» Direction A:
In the Louisa Sorenson Robison story, what did her father do for a living?
» Direction B:
List every person named in the Louisa Sorenson Robison story.
» Direction C:
From the Louisa Sorenson Robison story, pull out everything from "My early life, as" down to "confidence in myself.", word for word.
* start Extract to read *
“This is the story of my mother, Louisa Sorenson Robison, as she wrote it in her own handwriting”. Related by youngest daughter Iola Robison O´Donnell on July 30 1980
I am printing Louisa’s story at length as it gives a very down-to-earth and rich picture of life in Gandy and the Snake Valley at the time, the school situation and in particular how the members of the family helped and supported each other in times of trouble.
“I was born in Scipio, Utah, July 7, 1879, the seventh child in a family of nine children – five girls and four boys. My parents Marie Nickelsen and Christian Peder Sorenson were pioneers having come to Utah from Denmark in the fall of 1862. They were not very well off. My father was a miller by trade and also a small farmer.
My early life, as I remember, was one of privation and disappointments. I was a very timid child and was afraid of people and their opinions. But in school I could easily keep up with the brightest in the class and there I was not timid or afraid, because I knew I was good. I loved school. I was considered good at reciting and always spoke my pieces in Primary Sunday School and Mutual Meetings. It did not frighten me to do things like that because I had confidence in myself.
* end Extract to read *
* start Records *
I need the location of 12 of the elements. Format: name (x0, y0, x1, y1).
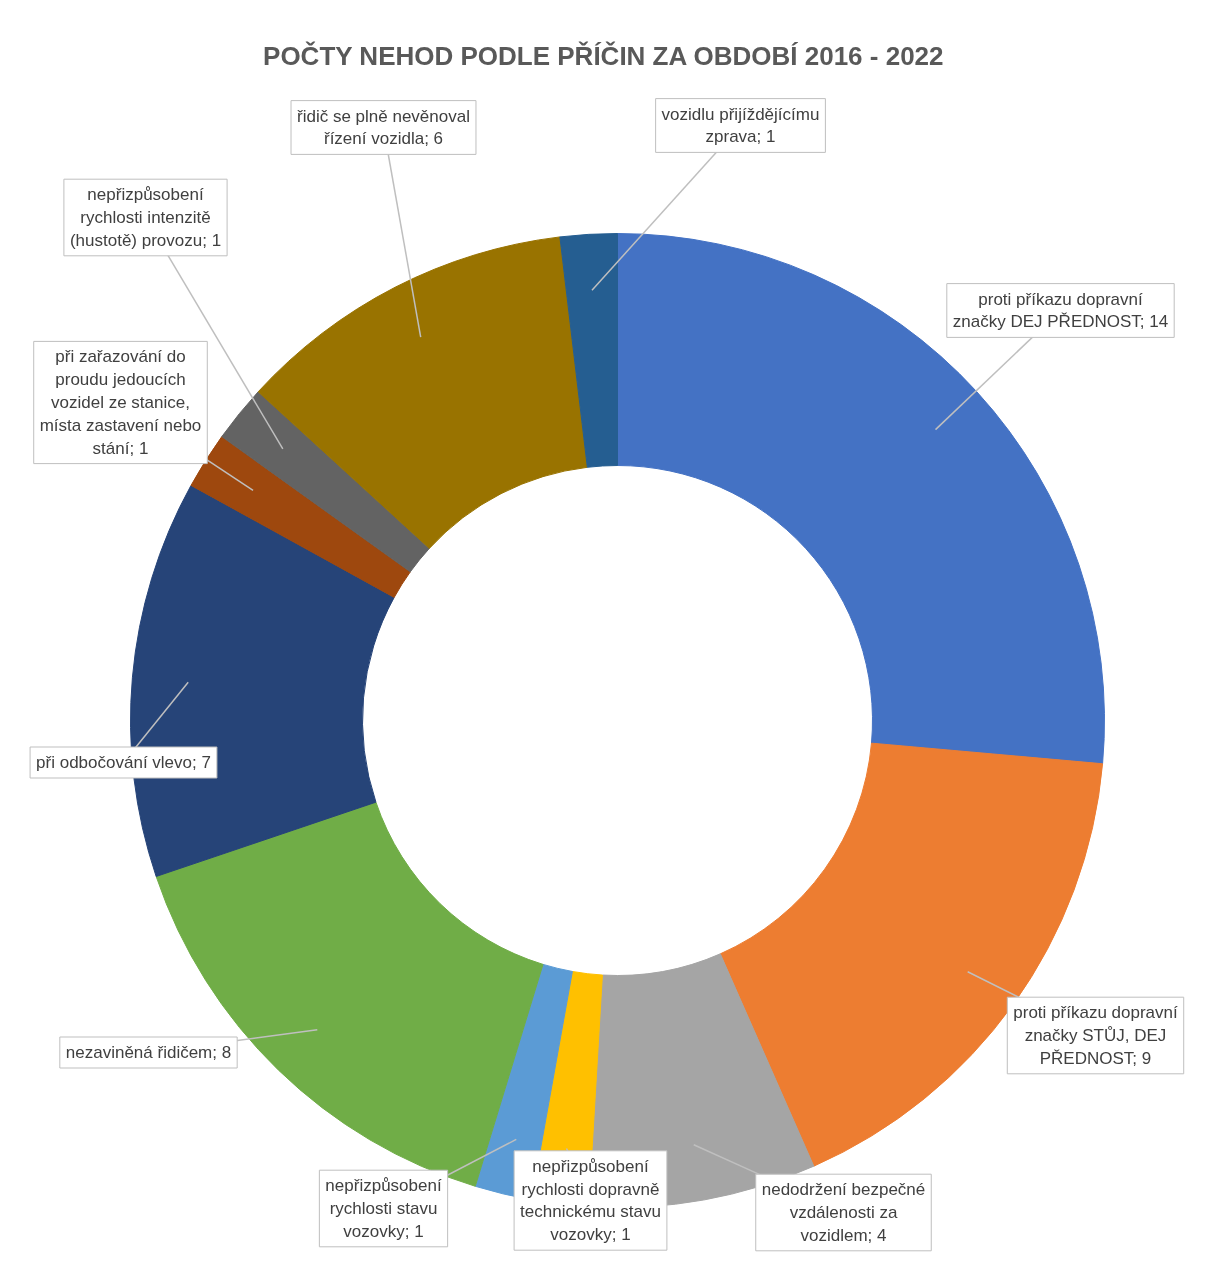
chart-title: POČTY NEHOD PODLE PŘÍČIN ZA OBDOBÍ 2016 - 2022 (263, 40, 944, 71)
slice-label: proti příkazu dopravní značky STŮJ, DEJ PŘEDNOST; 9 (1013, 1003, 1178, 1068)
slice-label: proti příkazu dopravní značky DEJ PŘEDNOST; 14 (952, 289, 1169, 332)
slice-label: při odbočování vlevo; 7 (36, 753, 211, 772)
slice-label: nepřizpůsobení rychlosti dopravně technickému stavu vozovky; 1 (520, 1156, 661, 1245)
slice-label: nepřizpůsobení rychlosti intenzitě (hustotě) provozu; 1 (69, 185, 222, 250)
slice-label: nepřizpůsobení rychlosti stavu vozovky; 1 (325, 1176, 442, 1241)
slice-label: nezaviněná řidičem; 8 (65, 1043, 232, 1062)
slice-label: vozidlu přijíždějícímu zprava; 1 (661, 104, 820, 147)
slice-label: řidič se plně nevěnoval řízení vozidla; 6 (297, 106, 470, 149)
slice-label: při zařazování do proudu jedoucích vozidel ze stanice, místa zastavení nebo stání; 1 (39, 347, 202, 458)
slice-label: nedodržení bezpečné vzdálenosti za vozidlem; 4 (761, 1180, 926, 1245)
* end Records *
» Exercise response A:
He was a miller by trade and also a small farmer.

» Exercise response B:
Louisa Sorenson Robison, Iola Robison O´Donnell, Marie Nickelsen, Christian Peder Sorenson

» Exercise response C:
My early life, as I remember, was one of privation and disappointments. I was a very timid child and was afraid of people and their opinions. But in school I could easily keep up with the brightest in the class and there I was not timid or afraid, because I knew I was good. I loved school. I was considered good at reciting and always spoke my pieces in Primary Sunday School and Mutual Meetings. It did not frighten me to do things like that because I had confidence in myself.